Exercise: Print the data exactly as it is given, please.

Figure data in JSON
============================================================

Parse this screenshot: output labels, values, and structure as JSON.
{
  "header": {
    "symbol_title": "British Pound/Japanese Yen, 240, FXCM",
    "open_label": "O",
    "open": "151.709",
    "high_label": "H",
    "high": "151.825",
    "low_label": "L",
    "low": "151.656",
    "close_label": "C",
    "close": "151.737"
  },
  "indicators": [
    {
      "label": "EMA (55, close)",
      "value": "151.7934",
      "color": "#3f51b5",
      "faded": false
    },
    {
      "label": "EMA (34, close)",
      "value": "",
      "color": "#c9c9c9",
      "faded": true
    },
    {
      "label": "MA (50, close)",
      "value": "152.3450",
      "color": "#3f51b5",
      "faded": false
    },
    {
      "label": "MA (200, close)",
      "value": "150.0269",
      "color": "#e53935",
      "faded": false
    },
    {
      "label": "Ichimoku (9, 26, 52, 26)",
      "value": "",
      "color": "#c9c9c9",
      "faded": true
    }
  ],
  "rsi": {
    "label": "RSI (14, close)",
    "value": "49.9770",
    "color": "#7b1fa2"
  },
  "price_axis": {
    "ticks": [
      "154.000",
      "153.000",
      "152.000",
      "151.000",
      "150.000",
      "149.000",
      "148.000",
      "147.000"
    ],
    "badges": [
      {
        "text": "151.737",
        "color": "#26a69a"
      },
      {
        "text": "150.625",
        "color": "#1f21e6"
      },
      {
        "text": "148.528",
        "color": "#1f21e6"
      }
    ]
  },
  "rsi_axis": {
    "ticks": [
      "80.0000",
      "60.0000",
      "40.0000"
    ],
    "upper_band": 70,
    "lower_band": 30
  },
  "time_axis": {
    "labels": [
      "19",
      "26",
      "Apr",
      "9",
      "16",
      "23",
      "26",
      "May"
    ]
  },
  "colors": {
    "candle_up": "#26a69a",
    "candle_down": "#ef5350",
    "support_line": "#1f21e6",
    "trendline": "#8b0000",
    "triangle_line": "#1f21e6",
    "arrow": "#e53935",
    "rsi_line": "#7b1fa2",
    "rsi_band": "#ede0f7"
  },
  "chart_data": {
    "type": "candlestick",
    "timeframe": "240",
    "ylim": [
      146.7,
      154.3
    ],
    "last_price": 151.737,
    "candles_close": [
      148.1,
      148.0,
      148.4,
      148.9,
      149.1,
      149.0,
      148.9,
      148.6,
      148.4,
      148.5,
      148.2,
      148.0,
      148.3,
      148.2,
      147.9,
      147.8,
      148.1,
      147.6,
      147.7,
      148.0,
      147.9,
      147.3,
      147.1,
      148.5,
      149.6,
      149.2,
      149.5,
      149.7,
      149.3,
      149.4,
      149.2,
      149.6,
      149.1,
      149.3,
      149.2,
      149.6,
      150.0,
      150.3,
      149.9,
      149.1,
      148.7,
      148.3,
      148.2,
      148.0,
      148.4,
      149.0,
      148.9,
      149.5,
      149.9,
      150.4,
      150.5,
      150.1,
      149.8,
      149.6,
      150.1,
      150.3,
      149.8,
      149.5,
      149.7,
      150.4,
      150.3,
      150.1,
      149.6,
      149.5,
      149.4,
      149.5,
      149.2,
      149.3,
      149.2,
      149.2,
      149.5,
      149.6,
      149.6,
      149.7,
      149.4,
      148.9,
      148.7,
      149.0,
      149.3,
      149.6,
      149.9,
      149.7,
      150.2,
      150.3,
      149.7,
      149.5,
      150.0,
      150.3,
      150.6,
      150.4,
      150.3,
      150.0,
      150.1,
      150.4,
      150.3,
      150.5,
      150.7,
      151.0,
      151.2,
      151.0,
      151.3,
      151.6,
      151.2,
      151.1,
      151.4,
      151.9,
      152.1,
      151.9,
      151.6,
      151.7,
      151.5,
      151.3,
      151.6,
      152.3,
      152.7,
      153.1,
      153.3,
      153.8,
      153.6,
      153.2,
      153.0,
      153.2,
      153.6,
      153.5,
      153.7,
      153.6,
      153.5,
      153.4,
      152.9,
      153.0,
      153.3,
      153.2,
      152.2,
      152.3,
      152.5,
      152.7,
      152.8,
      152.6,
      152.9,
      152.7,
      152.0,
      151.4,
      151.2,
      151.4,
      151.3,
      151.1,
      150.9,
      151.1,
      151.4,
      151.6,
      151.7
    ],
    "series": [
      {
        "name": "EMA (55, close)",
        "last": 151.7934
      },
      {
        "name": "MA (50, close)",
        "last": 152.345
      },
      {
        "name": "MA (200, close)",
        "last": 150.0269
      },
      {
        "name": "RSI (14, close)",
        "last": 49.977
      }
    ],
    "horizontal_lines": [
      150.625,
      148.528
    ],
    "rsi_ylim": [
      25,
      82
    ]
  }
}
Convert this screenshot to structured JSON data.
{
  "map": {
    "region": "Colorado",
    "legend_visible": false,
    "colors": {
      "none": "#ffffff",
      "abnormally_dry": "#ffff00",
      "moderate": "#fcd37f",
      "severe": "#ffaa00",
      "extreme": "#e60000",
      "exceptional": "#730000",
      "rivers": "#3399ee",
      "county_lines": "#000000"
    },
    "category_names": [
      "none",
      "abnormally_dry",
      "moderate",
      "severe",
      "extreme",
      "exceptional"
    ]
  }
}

============================================================

Reply to the task:
Parse this screenshot: output labels, values, and structure as JSON.
{
  "header": {
    "symbol_title": "British Pound/Japanese Yen, 240, FXCM",
    "open_label": "O",
    "open": "151.709",
    "high_label": "H",
    "high": "151.825",
    "low_label": "L",
    "low": "151.656",
    "close_label": "C",
    "close": "151.737"
  },
  "indicators": [
    {
      "label": "EMA (55, close)",
      "value": "151.7934",
      "color": "#3f51b5",
      "faded": false
    },
    {
      "label": "EMA (34, close)",
      "value": "",
      "color": "#c9c9c9",
      "faded": true
    },
    {
      "label": "MA (50, close)",
      "value": "152.3450",
      "color": "#3f51b5",
      "faded": false
    },
    {
      "label": "MA (200, close)",
      "value": "150.0269",
      "color": "#e53935",
      "faded": false
    },
    {
      "label": "Ichimoku (9, 26, 52, 26)",
      "value": "",
      "color": "#c9c9c9",
      "faded": true
    }
  ],
  "rsi": {
    "label": "RSI (14, close)",
    "value": "49.9770",
    "color": "#7b1fa2"
  },
  "price_axis": {
    "ticks": [
      "154.000",
      "153.000",
      "152.000",
      "151.000",
      "150.000",
      "149.000",
      "148.000",
      "147.000"
    ],
    "badges": [
      {
        "text": "151.737",
        "color": "#26a69a"
      },
      {
        "text": "150.625",
        "color": "#1f21e6"
      },
      {
        "text": "148.528",
        "color": "#1f21e6"
      }
    ]
  },
  "rsi_axis": {
    "ticks": [
      "80.0000",
      "60.0000",
      "40.0000"
    ],
    "upper_band": 70,
    "lower_band": 30
  },
  "time_axis": {
    "labels": [
      "19",
      "26",
      "Apr",
      "9",
      "16",
      "23",
      "26",
      "May"
    ]
  },
  "colors": {
    "candle_up": "#26a69a",
    "candle_down": "#ef5350",
    "support_line": "#1f21e6",
    "trendline": "#8b0000",
    "triangle_line": "#1f21e6",
    "arrow": "#e53935",
    "rsi_line": "#7b1fa2",
    "rsi_band": "#ede0f7"
  },
  "chart_data": {
    "type": "candlestick",
    "timeframe": "240",
    "ylim": [
      146.7,
      154.3
    ],
    "last_price": 151.737,
    "candles_close": [
      148.1,
      148.0,
      148.4,
      148.9,
      149.1,
      149.0,
      148.9,
      148.6,
      148.4,
      148.5,
      148.2,
      148.0,
      148.3,
      148.2,
      147.9,
      147.8,
      148.1,
      147.6,
      147.7,
      148.0,
      147.9,
      147.3,
      147.1,
      148.5,
      149.6,
      149.2,
      149.5,
      149.7,
      149.3,
      149.4,
      149.2,
      149.6,
      149.1,
      149.3,
      149.2,
      149.6,
      150.0,
      150.3,
      149.9,
      149.1,
      148.7,
      148.3,
      148.2,
      148.0,
      148.4,
      149.0,
      148.9,
      149.5,
      149.9,
      150.4,
      150.5,
      150.1,
      149.8,
      149.6,
      150.1,
      150.3,
      149.8,
      149.5,
      149.7,
      150.4,
      150.3,
      150.1,
      149.6,
      149.5,
      149.4,
      149.5,
      149.2,
      149.3,
      149.2,
      149.2,
      149.5,
      149.6,
      149.6,
      149.7,
      149.4,
      148.9,
      148.7,
      149.0,
      149.3,
      149.6,
      149.9,
      149.7,
      150.2,
      150.3,
      149.7,
      149.5,
      150.0,
      150.3,
      150.6,
      150.4,
      150.3,
      150.0,
      150.1,
      150.4,
      150.3,
      150.5,
      150.7,
      151.0,
      151.2,
      151.0,
      151.3,
      151.6,
      151.2,
      151.1,
      151.4,
      151.9,
      152.1,
      151.9,
      151.6,
      151.7,
      151.5,
      151.3,
      151.6,
      152.3,
      152.7,
      153.1,
      153.3,
      153.8,
      153.6,
      153.2,
      153.0,
      153.2,
      153.6,
      153.5,
      153.7,
      153.6,
      153.5,
      153.4,
      152.9,
      153.0,
      153.3,
      153.2,
      152.2,
      152.3,
      152.5,
      152.7,
      152.8,
      152.6,
      152.9,
      152.7,
      152.0,
      151.4,
      151.2,
      151.4,
      151.3,
      151.1,
      150.9,
      151.1,
      151.4,
      151.6,
      151.7
    ],
    "series": [
      {
        "name": "EMA (55, close)",
        "last": 151.7934
      },
      {
        "name": "MA (50, close)",
        "last": 152.345
      },
      {
        "name": "MA (200, close)",
        "last": 150.0269
      },
      {
        "name": "RSI (14, close)",
        "last": 49.977
      }
    ],
    "horizontal_lines": [
      150.625,
      148.528
    ],
    "rsi_ylim": [
      25,
      82
    ]
  }
}
Convert this screenshot to structured JSON data.
{
  "map": {
    "region": "Colorado",
    "legend_visible": false,
    "colors": {
      "none": "#ffffff",
      "abnormally_dry": "#ffff00",
      "moderate": "#fcd37f",
      "severe": "#ffaa00",
      "extreme": "#e60000",
      "exceptional": "#730000",
      "rivers": "#3399ee",
      "county_lines": "#000000"
    },
    "category_names": [
      "none",
      "abnormally_dry",
      "moderate",
      "severe",
      "extreme",
      "exceptional"
    ]
  }
}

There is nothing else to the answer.